*Problem statement:*
The exercise asks you to copy every line below in which "details" appears.

Dataset items
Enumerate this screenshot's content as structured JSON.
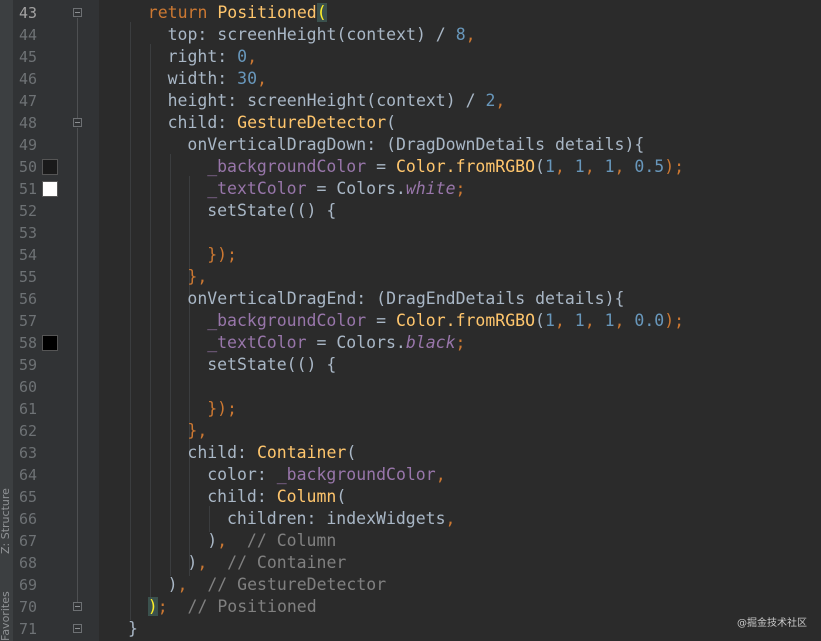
{
  "side_tabs": {
    "structure": "Z: Structure",
    "favorites": "Favorites"
  },
  "gutter": {
    "line_numbers": [
      "43",
      "44",
      "45",
      "46",
      "47",
      "48",
      "49",
      "50",
      "51",
      "52",
      "53",
      "54",
      "55",
      "56",
      "57",
      "58",
      "59",
      "60",
      "61",
      "62",
      "63",
      "64",
      "65",
      "66",
      "67",
      "68",
      "69",
      "70",
      "71"
    ],
    "current_line": "43",
    "color_swatches": [
      {
        "line": "50",
        "color": "#1a1a1a"
      },
      {
        "line": "51",
        "color": "#ffffff"
      },
      {
        "line": "58",
        "color": "#000000"
      }
    ]
  },
  "code": {
    "lines": [
      {
        "indent": 1,
        "tokens": [
          {
            "t": "return ",
            "c": "kw"
          },
          {
            "t": "Positioned",
            "c": "fn"
          },
          {
            "t": "(",
            "c": "brace"
          }
        ]
      },
      {
        "indent": 2,
        "tokens": [
          {
            "t": "top: screenHeight(context) / "
          },
          {
            "t": "8",
            "c": "num"
          },
          {
            "t": ",",
            "c": "kw"
          }
        ]
      },
      {
        "indent": 2,
        "tokens": [
          {
            "t": "right: "
          },
          {
            "t": "0",
            "c": "num"
          },
          {
            "t": ",",
            "c": "kw"
          }
        ]
      },
      {
        "indent": 2,
        "tokens": [
          {
            "t": "width: "
          },
          {
            "t": "30",
            "c": "num"
          },
          {
            "t": ",",
            "c": "kw"
          }
        ]
      },
      {
        "indent": 2,
        "tokens": [
          {
            "t": "height: screenHeight(context) / "
          },
          {
            "t": "2",
            "c": "num"
          },
          {
            "t": ",",
            "c": "kw"
          }
        ]
      },
      {
        "indent": 2,
        "tokens": [
          {
            "t": "child: "
          },
          {
            "t": "GestureDetector",
            "c": "fn"
          },
          {
            "t": "("
          }
        ]
      },
      {
        "indent": 3,
        "tokens": [
          {
            "t": "onVerticalDragDown: (DragDownDetails details){"
          }
        ]
      },
      {
        "indent": 4,
        "tokens": [
          {
            "t": "_backgroundColor",
            "c": "var"
          },
          {
            "t": " = "
          },
          {
            "t": "Color.",
            "c": "fn"
          },
          {
            "t": "fromRGBO",
            "c": "fn"
          },
          {
            "t": "("
          },
          {
            "t": "1",
            "c": "num"
          },
          {
            "t": ", ",
            "c": "kw"
          },
          {
            "t": "1",
            "c": "num"
          },
          {
            "t": ", ",
            "c": "kw"
          },
          {
            "t": "1",
            "c": "num"
          },
          {
            "t": ", ",
            "c": "kw"
          },
          {
            "t": "0.5",
            "c": "num"
          },
          {
            "t": ");",
            "c": "kw"
          }
        ]
      },
      {
        "indent": 4,
        "tokens": [
          {
            "t": "_textColor",
            "c": "var"
          },
          {
            "t": " = Colors."
          },
          {
            "t": "white",
            "c": "ital"
          },
          {
            "t": ";",
            "c": "kw"
          }
        ]
      },
      {
        "indent": 4,
        "tokens": [
          {
            "t": "setState(() {"
          }
        ]
      },
      {
        "indent": 4,
        "tokens": []
      },
      {
        "indent": 4,
        "tokens": [
          {
            "t": "});",
            "c": "kw"
          }
        ]
      },
      {
        "indent": 3,
        "tokens": [
          {
            "t": "},",
            "c": "kw"
          }
        ]
      },
      {
        "indent": 3,
        "tokens": [
          {
            "t": "onVerticalDragEnd: (DragEndDetails details){"
          }
        ]
      },
      {
        "indent": 4,
        "tokens": [
          {
            "t": "_backgroundColor",
            "c": "var"
          },
          {
            "t": " = "
          },
          {
            "t": "Color.",
            "c": "fn"
          },
          {
            "t": "fromRGBO",
            "c": "fn"
          },
          {
            "t": "("
          },
          {
            "t": "1",
            "c": "num"
          },
          {
            "t": ", ",
            "c": "kw"
          },
          {
            "t": "1",
            "c": "num"
          },
          {
            "t": ", ",
            "c": "kw"
          },
          {
            "t": "1",
            "c": "num"
          },
          {
            "t": ", ",
            "c": "kw"
          },
          {
            "t": "0.0",
            "c": "num"
          },
          {
            "t": ");",
            "c": "kw"
          }
        ]
      },
      {
        "indent": 4,
        "tokens": [
          {
            "t": "_textColor",
            "c": "var"
          },
          {
            "t": " = Colors."
          },
          {
            "t": "black",
            "c": "ital"
          },
          {
            "t": ";",
            "c": "kw"
          }
        ]
      },
      {
        "indent": 4,
        "tokens": [
          {
            "t": "setState(() {"
          }
        ]
      },
      {
        "indent": 4,
        "tokens": []
      },
      {
        "indent": 4,
        "tokens": [
          {
            "t": "});",
            "c": "kw"
          }
        ]
      },
      {
        "indent": 3,
        "tokens": [
          {
            "t": "},",
            "c": "kw"
          }
        ]
      },
      {
        "indent": 3,
        "tokens": [
          {
            "t": "child: "
          },
          {
            "t": "Container",
            "c": "fn"
          },
          {
            "t": "("
          }
        ]
      },
      {
        "indent": 4,
        "tokens": [
          {
            "t": "color: "
          },
          {
            "t": "_backgroundColor",
            "c": "var"
          },
          {
            "t": ",",
            "c": "kw"
          }
        ]
      },
      {
        "indent": 4,
        "tokens": [
          {
            "t": "child: "
          },
          {
            "t": "Column",
            "c": "fn"
          },
          {
            "t": "("
          }
        ]
      },
      {
        "indent": 5,
        "tokens": [
          {
            "t": "children: indexWidgets"
          },
          {
            "t": ",",
            "c": "kw"
          }
        ]
      },
      {
        "indent": 4,
        "tokens": [
          {
            "t": ")"
          },
          {
            "t": ",",
            "c": "kw"
          },
          {
            "t": "  // Column",
            "c": "cm"
          }
        ]
      },
      {
        "indent": 3,
        "tokens": [
          {
            "t": ")"
          },
          {
            "t": ",",
            "c": "kw"
          },
          {
            "t": "  // Container",
            "c": "cm"
          }
        ]
      },
      {
        "indent": 2,
        "tokens": [
          {
            "t": ")"
          },
          {
            "t": ",",
            "c": "kw"
          },
          {
            "t": "  // GestureDetector",
            "c": "cm"
          }
        ]
      },
      {
        "indent": 1,
        "tokens": [
          {
            "t": ")",
            "c": "brace"
          },
          {
            "t": ";",
            "c": "kw"
          },
          {
            "t": "  // Positioned",
            "c": "cm"
          }
        ]
      },
      {
        "indent": 0,
        "tokens": [
          {
            "t": "}"
          }
        ]
      }
    ]
  },
  "watermark": "@掘金技术社区"
}
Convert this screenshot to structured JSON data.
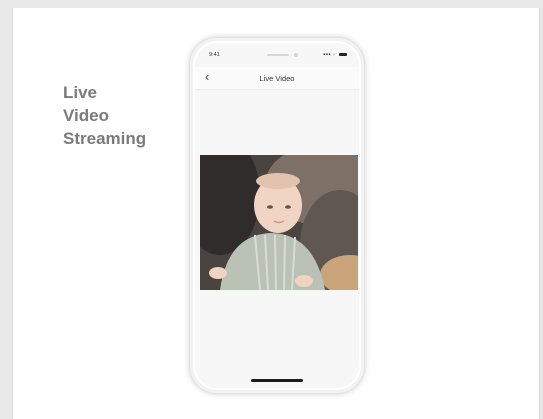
{
  "headline": [
    "Live",
    "Video",
    "Streaming"
  ],
  "status_bar": {
    "time": "9:41",
    "icons": "signal-wifi-battery"
  },
  "navbar": {
    "back_icon": "‹",
    "title": "Live Video"
  },
  "video": {
    "subject": "baby-lying-next-to-dog"
  }
}
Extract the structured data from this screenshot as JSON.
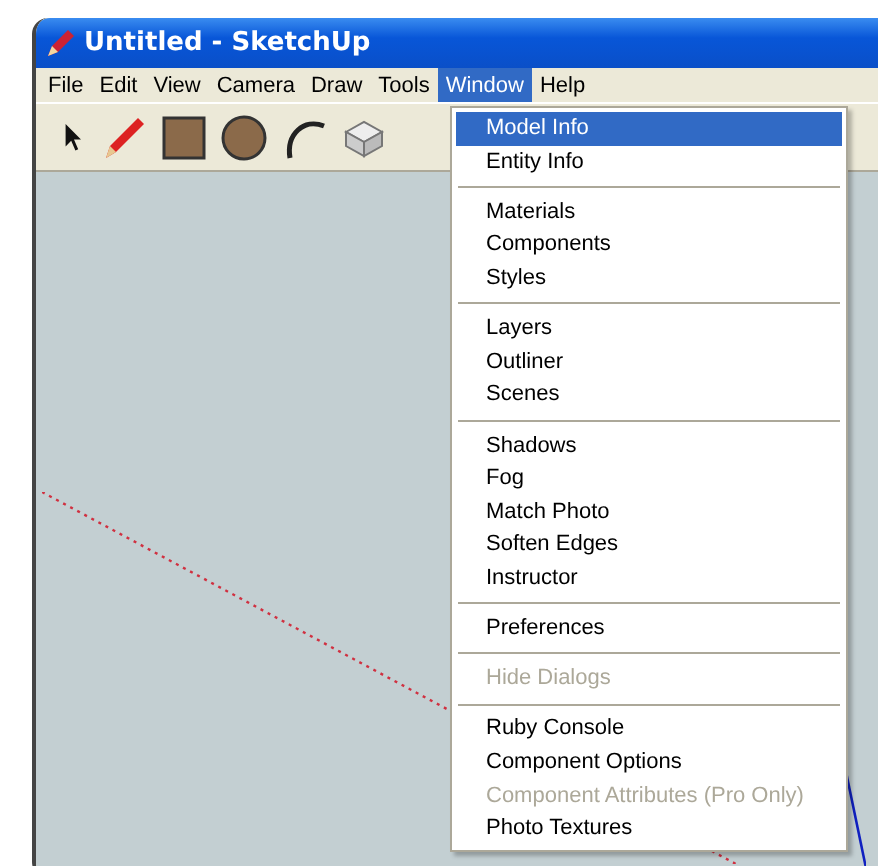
{
  "window": {
    "title": "Untitled - SketchUp"
  },
  "menu_bar": [
    {
      "label": "File",
      "selected": false
    },
    {
      "label": "Edit",
      "selected": false
    },
    {
      "label": "View",
      "selected": false
    },
    {
      "label": "Camera",
      "selected": false
    },
    {
      "label": "Draw",
      "selected": false
    },
    {
      "label": "Tools",
      "selected": false
    },
    {
      "label": "Window",
      "selected": true
    },
    {
      "label": "Help",
      "selected": false
    }
  ],
  "window_menu": [
    [
      {
        "label": "Model Info",
        "selected": true,
        "disabled": false
      },
      {
        "label": "Entity Info",
        "selected": false,
        "disabled": false
      }
    ],
    [
      {
        "label": "Materials",
        "selected": false,
        "disabled": false
      },
      {
        "label": "Components",
        "selected": false,
        "disabled": false
      },
      {
        "label": "Styles",
        "selected": false,
        "disabled": false
      }
    ],
    [
      {
        "label": "Layers",
        "selected": false,
        "disabled": false
      },
      {
        "label": "Outliner",
        "selected": false,
        "disabled": false
      },
      {
        "label": "Scenes",
        "selected": false,
        "disabled": false
      }
    ],
    [
      {
        "label": "Shadows",
        "selected": false,
        "disabled": false
      },
      {
        "label": "Fog",
        "selected": false,
        "disabled": false
      },
      {
        "label": "Match Photo",
        "selected": false,
        "disabled": false
      },
      {
        "label": "Soften Edges",
        "selected": false,
        "disabled": false
      },
      {
        "label": "Instructor",
        "selected": false,
        "disabled": false
      }
    ],
    [
      {
        "label": "Preferences",
        "selected": false,
        "disabled": false
      }
    ],
    [
      {
        "label": "Hide Dialogs",
        "selected": false,
        "disabled": true
      }
    ],
    [
      {
        "label": "Ruby Console",
        "selected": false,
        "disabled": false
      },
      {
        "label": "Component Options",
        "selected": false,
        "disabled": false
      },
      {
        "label": "Component Attributes (Pro Only)",
        "selected": false,
        "disabled": true
      },
      {
        "label": "Photo Textures",
        "selected": false,
        "disabled": false
      }
    ]
  ]
}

*Written reply:*
            "t": "onVerticalDragDown: (DragDownDetails details){"
            "t": "onVerticalDragEnd: (DragEndDetails details){"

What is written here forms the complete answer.